**** GIVEN DATA ****

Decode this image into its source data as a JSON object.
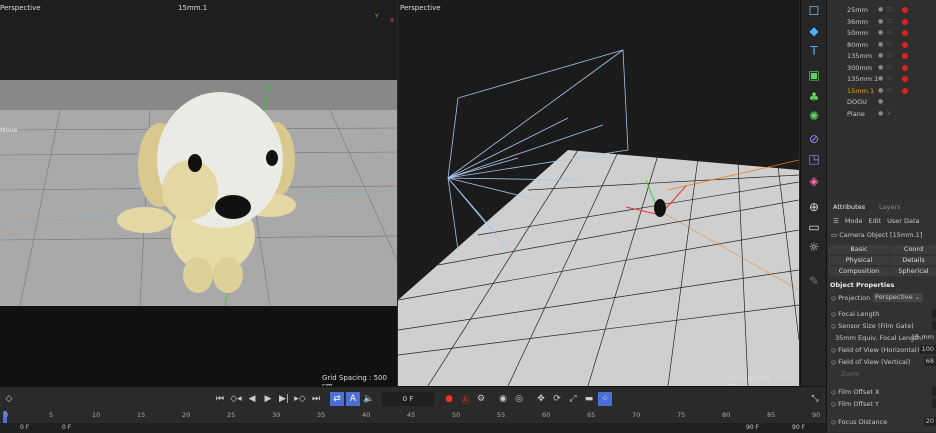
{
  "viewport_left": {
    "label": "Perspective",
    "camera": "15mm.1",
    "move_label": "Move",
    "grid_spacing": "Grid Spacing : 500 cm"
  },
  "viewport_right": {
    "label": "Perspective",
    "grid_spacing": "Grid Spacing : 500 cm"
  },
  "objects": [
    {
      "name": "25mm"
    },
    {
      "name": "36mm"
    },
    {
      "name": "50mm"
    },
    {
      "name": "80mm"
    },
    {
      "name": "135mm"
    },
    {
      "name": "300mm"
    },
    {
      "name": "135mm.1"
    },
    {
      "name": "15mm.1",
      "active": true
    },
    {
      "name": "DOGU"
    },
    {
      "name": "Plane"
    }
  ],
  "attributes": {
    "tabs": [
      "Attributes",
      "Layers"
    ],
    "menu": [
      "Mode",
      "Edit",
      "User Data"
    ],
    "object_title": "Camera Object [15mm.1]",
    "sections": [
      "Basic",
      "Coord",
      "Physical",
      "Details",
      "Composition",
      "Spherical"
    ],
    "header": "Object Properties",
    "projection_label": "Projection",
    "projection_value": "Perspective",
    "props": [
      {
        "label": "Focal Length",
        "value": ""
      },
      {
        "label": "Sensor Size (Film Gate)",
        "value": ""
      },
      {
        "label": "35mm Equiv. Focal Length:",
        "value": "15 mm"
      },
      {
        "label": "Field of View (Horizontal)",
        "value": "100"
      },
      {
        "label": "Field of View (Vertical)",
        "value": "68"
      },
      {
        "label": "Zoom",
        "value": ""
      },
      {
        "label": "Film Offset X",
        "value": ""
      },
      {
        "label": "Film Offset Y",
        "value": ""
      },
      {
        "label": "Focus Distance",
        "value": "20"
      }
    ]
  },
  "timeline": {
    "frame_field": "0 F",
    "ticks": [
      "0",
      "5",
      "10",
      "15",
      "20",
      "25",
      "30",
      "35",
      "40",
      "45",
      "50",
      "55",
      "60",
      "65",
      "70",
      "75",
      "80",
      "85",
      "90"
    ],
    "start": "0 F",
    "start2": "0 F",
    "end": "90 F",
    "end2": "90 F"
  },
  "colors": {
    "accent": "#4b6fd6",
    "record": "#d22",
    "active_object": "#f0a000"
  }
}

****

WHAT IS NEEDED
Leave out the pictures, and give all the records again exactly.

EXPECTED ANSWER
Decode this image into its source data as a JSON object.
{
  "viewport_left": {
    "label": "Perspective",
    "camera": "15mm.1",
    "move_label": "Move",
    "grid_spacing": "Grid Spacing : 500 cm"
  },
  "viewport_right": {
    "label": "Perspective",
    "grid_spacing": "Grid Spacing : 500 cm"
  },
  "objects": [
    {
      "name": "25mm"
    },
    {
      "name": "36mm"
    },
    {
      "name": "50mm"
    },
    {
      "name": "80mm"
    },
    {
      "name": "135mm"
    },
    {
      "name": "300mm"
    },
    {
      "name": "135mm.1"
    },
    {
      "name": "15mm.1",
      "active": true
    },
    {
      "name": "DOGU"
    },
    {
      "name": "Plane"
    }
  ],
  "attributes": {
    "tabs": [
      "Attributes",
      "Layers"
    ],
    "menu": [
      "Mode",
      "Edit",
      "User Data"
    ],
    "object_title": "Camera Object [15mm.1]",
    "sections": [
      "Basic",
      "Coord",
      "Physical",
      "Details",
      "Composition",
      "Spherical"
    ],
    "header": "Object Properties",
    "projection_label": "Projection",
    "projection_value": "Perspective",
    "props": [
      {
        "label": "Focal Length",
        "value": ""
      },
      {
        "label": "Sensor Size (Film Gate)",
        "value": ""
      },
      {
        "label": "35mm Equiv. Focal Length:",
        "value": "15 mm"
      },
      {
        "label": "Field of View (Horizontal)",
        "value": "100"
      },
      {
        "label": "Field of View (Vertical)",
        "value": "68"
      },
      {
        "label": "Zoom",
        "value": ""
      },
      {
        "label": "Film Offset X",
        "value": ""
      },
      {
        "label": "Film Offset Y",
        "value": ""
      },
      {
        "label": "Focus Distance",
        "value": "20"
      }
    ]
  },
  "timeline": {
    "frame_field": "0 F",
    "ticks": [
      "0",
      "5",
      "10",
      "15",
      "20",
      "25",
      "30",
      "35",
      "40",
      "45",
      "50",
      "55",
      "60",
      "65",
      "70",
      "75",
      "80",
      "85",
      "90"
    ],
    "start": "0 F",
    "start2": "0 F",
    "end": "90 F",
    "end2": "90 F"
  },
  "colors": {
    "accent": "#4b6fd6",
    "record": "#d22",
    "active_object": "#f0a000"
  }
}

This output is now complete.